* **AIM**
Repeat the records below exactly as they appear.

[Data records]
☆ ☆ ☆ ☆ ☆
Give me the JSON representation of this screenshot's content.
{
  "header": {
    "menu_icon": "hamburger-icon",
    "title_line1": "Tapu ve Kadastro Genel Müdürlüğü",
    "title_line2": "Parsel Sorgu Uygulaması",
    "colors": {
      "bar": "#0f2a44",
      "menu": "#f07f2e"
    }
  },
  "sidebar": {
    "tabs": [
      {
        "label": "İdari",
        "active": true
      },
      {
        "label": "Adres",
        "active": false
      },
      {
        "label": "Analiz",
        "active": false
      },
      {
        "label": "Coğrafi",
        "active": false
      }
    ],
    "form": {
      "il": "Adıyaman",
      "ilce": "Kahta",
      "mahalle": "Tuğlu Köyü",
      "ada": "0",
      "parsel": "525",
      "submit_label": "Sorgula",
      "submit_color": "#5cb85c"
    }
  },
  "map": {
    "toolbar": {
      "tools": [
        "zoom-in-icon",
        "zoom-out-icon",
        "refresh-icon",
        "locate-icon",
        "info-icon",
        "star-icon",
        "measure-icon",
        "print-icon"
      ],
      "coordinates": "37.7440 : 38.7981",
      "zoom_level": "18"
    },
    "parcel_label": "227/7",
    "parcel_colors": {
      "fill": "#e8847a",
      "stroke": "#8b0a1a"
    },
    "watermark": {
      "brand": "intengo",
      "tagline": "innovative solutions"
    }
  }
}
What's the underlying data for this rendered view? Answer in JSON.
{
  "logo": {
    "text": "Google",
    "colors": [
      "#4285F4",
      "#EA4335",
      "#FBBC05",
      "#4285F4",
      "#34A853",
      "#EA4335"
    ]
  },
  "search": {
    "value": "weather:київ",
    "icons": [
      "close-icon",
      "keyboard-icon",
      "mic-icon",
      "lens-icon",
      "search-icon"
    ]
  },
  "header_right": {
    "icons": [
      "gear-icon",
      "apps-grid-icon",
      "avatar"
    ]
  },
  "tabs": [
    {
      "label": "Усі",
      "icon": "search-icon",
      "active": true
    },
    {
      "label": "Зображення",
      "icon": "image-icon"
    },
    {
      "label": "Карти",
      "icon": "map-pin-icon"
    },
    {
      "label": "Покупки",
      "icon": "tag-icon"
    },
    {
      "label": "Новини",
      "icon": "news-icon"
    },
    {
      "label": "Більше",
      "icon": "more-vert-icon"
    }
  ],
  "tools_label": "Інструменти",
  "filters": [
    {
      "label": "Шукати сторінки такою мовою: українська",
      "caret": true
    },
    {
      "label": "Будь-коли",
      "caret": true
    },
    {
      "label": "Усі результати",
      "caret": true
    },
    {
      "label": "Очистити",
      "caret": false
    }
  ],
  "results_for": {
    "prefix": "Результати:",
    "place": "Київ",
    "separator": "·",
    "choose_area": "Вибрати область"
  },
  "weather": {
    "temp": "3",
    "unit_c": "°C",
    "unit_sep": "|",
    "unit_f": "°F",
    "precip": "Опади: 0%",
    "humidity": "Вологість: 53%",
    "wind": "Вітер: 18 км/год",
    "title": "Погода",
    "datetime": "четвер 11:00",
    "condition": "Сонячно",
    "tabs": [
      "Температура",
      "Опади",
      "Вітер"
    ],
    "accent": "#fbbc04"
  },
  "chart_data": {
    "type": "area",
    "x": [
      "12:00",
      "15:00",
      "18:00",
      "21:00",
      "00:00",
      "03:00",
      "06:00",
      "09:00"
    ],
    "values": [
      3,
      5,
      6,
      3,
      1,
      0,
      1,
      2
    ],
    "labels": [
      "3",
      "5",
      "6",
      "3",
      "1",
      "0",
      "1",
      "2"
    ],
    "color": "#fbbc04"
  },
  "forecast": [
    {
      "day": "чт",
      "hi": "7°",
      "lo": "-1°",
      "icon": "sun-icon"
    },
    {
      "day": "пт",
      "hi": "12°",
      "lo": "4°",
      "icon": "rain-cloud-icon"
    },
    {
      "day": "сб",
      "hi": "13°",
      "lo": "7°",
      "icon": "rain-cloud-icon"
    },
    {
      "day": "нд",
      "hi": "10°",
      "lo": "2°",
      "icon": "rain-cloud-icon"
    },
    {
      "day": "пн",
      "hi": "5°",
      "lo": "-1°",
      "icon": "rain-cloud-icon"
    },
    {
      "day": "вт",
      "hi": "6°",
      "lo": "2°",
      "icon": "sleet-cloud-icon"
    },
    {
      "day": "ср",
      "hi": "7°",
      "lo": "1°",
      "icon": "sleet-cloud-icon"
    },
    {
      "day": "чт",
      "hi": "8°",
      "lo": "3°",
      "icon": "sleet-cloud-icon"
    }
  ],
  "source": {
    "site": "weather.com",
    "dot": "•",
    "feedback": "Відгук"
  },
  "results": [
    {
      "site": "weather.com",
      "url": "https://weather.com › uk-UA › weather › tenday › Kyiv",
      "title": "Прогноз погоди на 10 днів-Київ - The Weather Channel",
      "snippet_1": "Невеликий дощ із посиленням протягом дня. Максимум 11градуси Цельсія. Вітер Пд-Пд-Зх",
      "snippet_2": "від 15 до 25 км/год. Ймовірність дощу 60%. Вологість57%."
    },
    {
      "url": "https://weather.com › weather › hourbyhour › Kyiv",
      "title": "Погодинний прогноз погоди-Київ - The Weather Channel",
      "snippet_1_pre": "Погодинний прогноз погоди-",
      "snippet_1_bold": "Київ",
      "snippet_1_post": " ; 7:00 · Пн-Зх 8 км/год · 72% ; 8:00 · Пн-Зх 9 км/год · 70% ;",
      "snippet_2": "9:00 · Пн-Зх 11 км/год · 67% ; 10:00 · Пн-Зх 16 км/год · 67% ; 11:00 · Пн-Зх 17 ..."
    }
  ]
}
☆ ☆ ☆ ☆ ☆
* **RESPONSE FOR THIS EXERCISE**
Give me the JSON representation of this screenshot's content.
{
  "header": {
    "menu_icon": "hamburger-icon",
    "title_line1": "Tapu ve Kadastro Genel Müdürlüğü",
    "title_line2": "Parsel Sorgu Uygulaması",
    "colors": {
      "bar": "#0f2a44",
      "menu": "#f07f2e"
    }
  },
  "sidebar": {
    "tabs": [
      {
        "label": "İdari",
        "active": true
      },
      {
        "label": "Adres",
        "active": false
      },
      {
        "label": "Analiz",
        "active": false
      },
      {
        "label": "Coğrafi",
        "active": false
      }
    ],
    "form": {
      "il": "Adıyaman",
      "ilce": "Kahta",
      "mahalle": "Tuğlu Köyü",
      "ada": "0",
      "parsel": "525",
      "submit_label": "Sorgula",
      "submit_color": "#5cb85c"
    }
  },
  "map": {
    "toolbar": {
      "tools": [
        "zoom-in-icon",
        "zoom-out-icon",
        "refresh-icon",
        "locate-icon",
        "info-icon",
        "star-icon",
        "measure-icon",
        "print-icon"
      ],
      "coordinates": "37.7440 : 38.7981",
      "zoom_level": "18"
    },
    "parcel_label": "227/7",
    "parcel_colors": {
      "fill": "#e8847a",
      "stroke": "#8b0a1a"
    },
    "watermark": {
      "brand": "intengo",
      "tagline": "innovative solutions"
    }
  }
}
What's the underlying data for this rendered view? Answer in JSON.
{
  "logo": {
    "text": "Google",
    "colors": [
      "#4285F4",
      "#EA4335",
      "#FBBC05",
      "#4285F4",
      "#34A853",
      "#EA4335"
    ]
  },
  "search": {
    "value": "weather:київ",
    "icons": [
      "close-icon",
      "keyboard-icon",
      "mic-icon",
      "lens-icon",
      "search-icon"
    ]
  },
  "header_right": {
    "icons": [
      "gear-icon",
      "apps-grid-icon",
      "avatar"
    ]
  },
  "tabs": [
    {
      "label": "Усі",
      "icon": "search-icon",
      "active": true
    },
    {
      "label": "Зображення",
      "icon": "image-icon"
    },
    {
      "label": "Карти",
      "icon": "map-pin-icon"
    },
    {
      "label": "Покупки",
      "icon": "tag-icon"
    },
    {
      "label": "Новини",
      "icon": "news-icon"
    },
    {
      "label": "Більше",
      "icon": "more-vert-icon"
    }
  ],
  "tools_label": "Інструменти",
  "filters": [
    {
      "label": "Шукати сторінки такою мовою: українська",
      "caret": true
    },
    {
      "label": "Будь-коли",
      "caret": true
    },
    {
      "label": "Усі результати",
      "caret": true
    },
    {
      "label": "Очистити",
      "caret": false
    }
  ],
  "results_for": {
    "prefix": "Результати:",
    "place": "Київ",
    "separator": "·",
    "choose_area": "Вибрати область"
  },
  "weather": {
    "temp": "3",
    "unit_c": "°C",
    "unit_sep": "|",
    "unit_f": "°F",
    "precip": "Опади: 0%",
    "humidity": "Вологість: 53%",
    "wind": "Вітер: 18 км/год",
    "title": "Погода",
    "datetime": "четвер 11:00",
    "condition": "Сонячно",
    "tabs": [
      "Температура",
      "Опади",
      "Вітер"
    ],
    "accent": "#fbbc04"
  },
  "chart_data": {
    "type": "area",
    "x": [
      "12:00",
      "15:00",
      "18:00",
      "21:00",
      "00:00",
      "03:00",
      "06:00",
      "09:00"
    ],
    "values": [
      3,
      5,
      6,
      3,
      1,
      0,
      1,
      2
    ],
    "labels": [
      "3",
      "5",
      "6",
      "3",
      "1",
      "0",
      "1",
      "2"
    ],
    "color": "#fbbc04"
  },
  "forecast": [
    {
      "day": "чт",
      "hi": "7°",
      "lo": "-1°",
      "icon": "sun-icon"
    },
    {
      "day": "пт",
      "hi": "12°",
      "lo": "4°",
      "icon": "rain-cloud-icon"
    },
    {
      "day": "сб",
      "hi": "13°",
      "lo": "7°",
      "icon": "rain-cloud-icon"
    },
    {
      "day": "нд",
      "hi": "10°",
      "lo": "2°",
      "icon": "rain-cloud-icon"
    },
    {
      "day": "пн",
      "hi": "5°",
      "lo": "-1°",
      "icon": "rain-cloud-icon"
    },
    {
      "day": "вт",
      "hi": "6°",
      "lo": "2°",
      "icon": "sleet-cloud-icon"
    },
    {
      "day": "ср",
      "hi": "7°",
      "lo": "1°",
      "icon": "sleet-cloud-icon"
    },
    {
      "day": "чт",
      "hi": "8°",
      "lo": "3°",
      "icon": "sleet-cloud-icon"
    }
  ],
  "source": {
    "site": "weather.com",
    "dot": "•",
    "feedback": "Відгук"
  },
  "results": [
    {
      "site": "weather.com",
      "url": "https://weather.com › uk-UA › weather › tenday › Kyiv",
      "title": "Прогноз погоди на 10 днів-Київ - The Weather Channel",
      "snippet_1": "Невеликий дощ із посиленням протягом дня. Максимум 11градуси Цельсія. Вітер Пд-Пд-Зх",
      "snippet_2": "від 15 до 25 км/год. Ймовірність дощу 60%. Вологість57%."
    },
    {
      "url": "https://weather.com › weather › hourbyhour › Kyiv",
      "title": "Погодинний прогноз погоди-Київ - The Weather Channel",
      "snippet_1_pre": "Погодинний прогноз погоди-",
      "snippet_1_bold": "Київ",
      "snippet_1_post": " ; 7:00 · Пн-Зх 8 км/год · 72% ; 8:00 · Пн-Зх 9 км/год · 70% ;",
      "snippet_2": "9:00 · Пн-Зх 11 км/год · 67% ; 10:00 · Пн-Зх 16 км/год · 67% ; 11:00 · Пн-Зх 17 ..."
    }
  ]
}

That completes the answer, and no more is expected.